> _Exercise_
Set down each record below precisely, skipping the pictures.

> _Records for this task_
****************************************

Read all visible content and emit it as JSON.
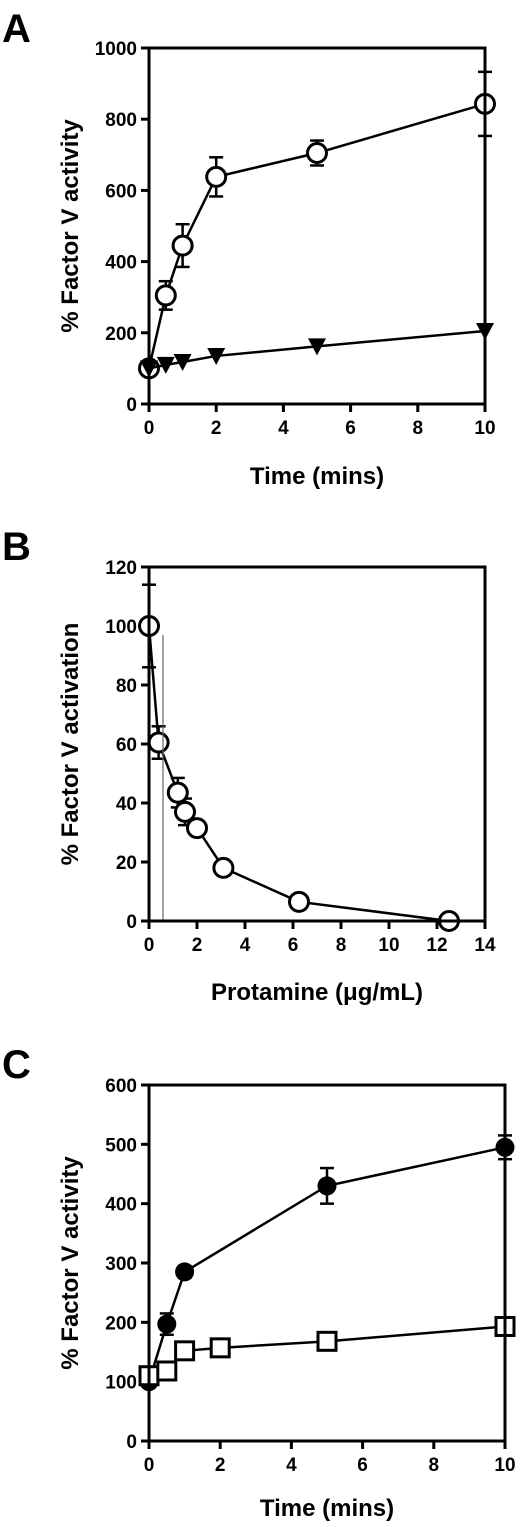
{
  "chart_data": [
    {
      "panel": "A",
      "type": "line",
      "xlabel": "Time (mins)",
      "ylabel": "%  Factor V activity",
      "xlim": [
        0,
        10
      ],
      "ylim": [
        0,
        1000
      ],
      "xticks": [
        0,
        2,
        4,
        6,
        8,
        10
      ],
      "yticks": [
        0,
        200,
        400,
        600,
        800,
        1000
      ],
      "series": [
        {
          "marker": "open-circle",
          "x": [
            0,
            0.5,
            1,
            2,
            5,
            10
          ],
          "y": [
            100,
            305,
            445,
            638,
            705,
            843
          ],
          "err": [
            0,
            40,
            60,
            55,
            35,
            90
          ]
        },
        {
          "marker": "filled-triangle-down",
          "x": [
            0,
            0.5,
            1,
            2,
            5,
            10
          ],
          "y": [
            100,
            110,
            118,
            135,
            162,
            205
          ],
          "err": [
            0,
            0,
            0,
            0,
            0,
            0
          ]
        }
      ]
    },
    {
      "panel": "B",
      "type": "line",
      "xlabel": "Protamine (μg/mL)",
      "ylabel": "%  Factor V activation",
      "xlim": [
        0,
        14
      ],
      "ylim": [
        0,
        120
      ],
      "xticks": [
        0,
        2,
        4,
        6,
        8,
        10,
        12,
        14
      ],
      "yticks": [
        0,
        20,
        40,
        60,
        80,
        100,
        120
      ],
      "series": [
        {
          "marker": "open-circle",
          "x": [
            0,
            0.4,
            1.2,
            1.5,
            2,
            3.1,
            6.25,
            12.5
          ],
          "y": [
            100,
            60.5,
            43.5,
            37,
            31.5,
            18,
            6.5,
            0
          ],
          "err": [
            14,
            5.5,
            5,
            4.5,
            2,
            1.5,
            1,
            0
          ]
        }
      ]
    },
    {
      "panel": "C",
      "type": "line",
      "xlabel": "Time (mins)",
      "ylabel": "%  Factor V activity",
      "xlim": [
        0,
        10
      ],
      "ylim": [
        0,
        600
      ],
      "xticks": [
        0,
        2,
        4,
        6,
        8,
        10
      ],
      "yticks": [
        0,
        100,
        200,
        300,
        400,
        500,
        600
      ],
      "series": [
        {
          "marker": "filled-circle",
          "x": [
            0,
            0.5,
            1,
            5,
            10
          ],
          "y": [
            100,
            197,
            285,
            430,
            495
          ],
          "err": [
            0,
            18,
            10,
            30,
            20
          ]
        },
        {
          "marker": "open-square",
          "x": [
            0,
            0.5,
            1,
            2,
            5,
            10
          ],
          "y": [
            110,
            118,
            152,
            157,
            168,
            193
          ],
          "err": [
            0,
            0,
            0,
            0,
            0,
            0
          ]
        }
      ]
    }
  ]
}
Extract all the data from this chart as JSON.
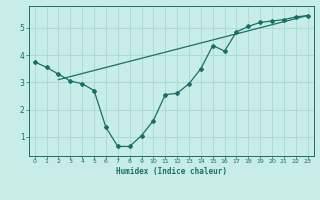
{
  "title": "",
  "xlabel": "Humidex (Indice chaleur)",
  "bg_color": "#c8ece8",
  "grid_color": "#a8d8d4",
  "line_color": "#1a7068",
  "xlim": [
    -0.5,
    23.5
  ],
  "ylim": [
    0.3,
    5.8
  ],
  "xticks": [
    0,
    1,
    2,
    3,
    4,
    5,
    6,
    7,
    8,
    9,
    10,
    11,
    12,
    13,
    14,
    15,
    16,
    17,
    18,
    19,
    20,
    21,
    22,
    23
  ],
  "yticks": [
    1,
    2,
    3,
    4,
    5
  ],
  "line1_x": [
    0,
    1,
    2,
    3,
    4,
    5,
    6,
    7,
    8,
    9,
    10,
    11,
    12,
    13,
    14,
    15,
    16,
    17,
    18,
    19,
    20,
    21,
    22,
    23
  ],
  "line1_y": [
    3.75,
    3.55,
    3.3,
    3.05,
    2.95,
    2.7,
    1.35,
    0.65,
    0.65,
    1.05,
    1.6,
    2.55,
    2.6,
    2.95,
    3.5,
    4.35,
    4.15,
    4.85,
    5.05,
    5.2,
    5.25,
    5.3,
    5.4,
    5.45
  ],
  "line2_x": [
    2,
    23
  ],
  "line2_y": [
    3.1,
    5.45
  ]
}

****************************************

> _Exercise response_
Read all visible content and emit it as JSON.
{
  "chart_data": [
    {
      "panel": "A",
      "type": "line",
      "xlabel": "Time (mins)",
      "ylabel": "%  Factor V activity",
      "xlim": [
        0,
        10
      ],
      "ylim": [
        0,
        1000
      ],
      "xticks": [
        0,
        2,
        4,
        6,
        8,
        10
      ],
      "yticks": [
        0,
        200,
        400,
        600,
        800,
        1000
      ],
      "series": [
        {
          "marker": "open-circle",
          "x": [
            0,
            0.5,
            1,
            2,
            5,
            10
          ],
          "y": [
            100,
            305,
            445,
            638,
            705,
            843
          ],
          "err": [
            0,
            40,
            60,
            55,
            35,
            90
          ]
        },
        {
          "marker": "filled-triangle-down",
          "x": [
            0,
            0.5,
            1,
            2,
            5,
            10
          ],
          "y": [
            100,
            110,
            118,
            135,
            162,
            205
          ],
          "err": [
            0,
            0,
            0,
            0,
            0,
            0
          ]
        }
      ]
    },
    {
      "panel": "B",
      "type": "line",
      "xlabel": "Protamine (μg/mL)",
      "ylabel": "%  Factor V activation",
      "xlim": [
        0,
        14
      ],
      "ylim": [
        0,
        120
      ],
      "xticks": [
        0,
        2,
        4,
        6,
        8,
        10,
        12,
        14
      ],
      "yticks": [
        0,
        20,
        40,
        60,
        80,
        100,
        120
      ],
      "series": [
        {
          "marker": "open-circle",
          "x": [
            0,
            0.4,
            1.2,
            1.5,
            2,
            3.1,
            6.25,
            12.5
          ],
          "y": [
            100,
            60.5,
            43.5,
            37,
            31.5,
            18,
            6.5,
            0
          ],
          "err": [
            14,
            5.5,
            5,
            4.5,
            2,
            1.5,
            1,
            0
          ]
        }
      ]
    },
    {
      "panel": "C",
      "type": "line",
      "xlabel": "Time (mins)",
      "ylabel": "%  Factor V activity",
      "xlim": [
        0,
        10
      ],
      "ylim": [
        0,
        600
      ],
      "xticks": [
        0,
        2,
        4,
        6,
        8,
        10
      ],
      "yticks": [
        0,
        100,
        200,
        300,
        400,
        500,
        600
      ],
      "series": [
        {
          "marker": "filled-circle",
          "x": [
            0,
            0.5,
            1,
            5,
            10
          ],
          "y": [
            100,
            197,
            285,
            430,
            495
          ],
          "err": [
            0,
            18,
            10,
            30,
            20
          ]
        },
        {
          "marker": "open-square",
          "x": [
            0,
            0.5,
            1,
            2,
            5,
            10
          ],
          "y": [
            110,
            118,
            152,
            157,
            168,
            193
          ],
          "err": [
            0,
            0,
            0,
            0,
            0,
            0
          ]
        }
      ]
    }
  ]
}
Extract all the data from this chart as JSON.
{
  "title": "",
  "xlabel": "Humidex (Indice chaleur)",
  "bg_color": "#c8ece8",
  "grid_color": "#a8d8d4",
  "line_color": "#1a7068",
  "xlim": [
    -0.5,
    23.5
  ],
  "ylim": [
    0.3,
    5.8
  ],
  "xticks": [
    0,
    1,
    2,
    3,
    4,
    5,
    6,
    7,
    8,
    9,
    10,
    11,
    12,
    13,
    14,
    15,
    16,
    17,
    18,
    19,
    20,
    21,
    22,
    23
  ],
  "yticks": [
    1,
    2,
    3,
    4,
    5
  ],
  "line1_x": [
    0,
    1,
    2,
    3,
    4,
    5,
    6,
    7,
    8,
    9,
    10,
    11,
    12,
    13,
    14,
    15,
    16,
    17,
    18,
    19,
    20,
    21,
    22,
    23
  ],
  "line1_y": [
    3.75,
    3.55,
    3.3,
    3.05,
    2.95,
    2.7,
    1.35,
    0.65,
    0.65,
    1.05,
    1.6,
    2.55,
    2.6,
    2.95,
    3.5,
    4.35,
    4.15,
    4.85,
    5.05,
    5.2,
    5.25,
    5.3,
    5.4,
    5.45
  ],
  "line2_x": [
    2,
    23
  ],
  "line2_y": [
    3.1,
    5.45
  ]
}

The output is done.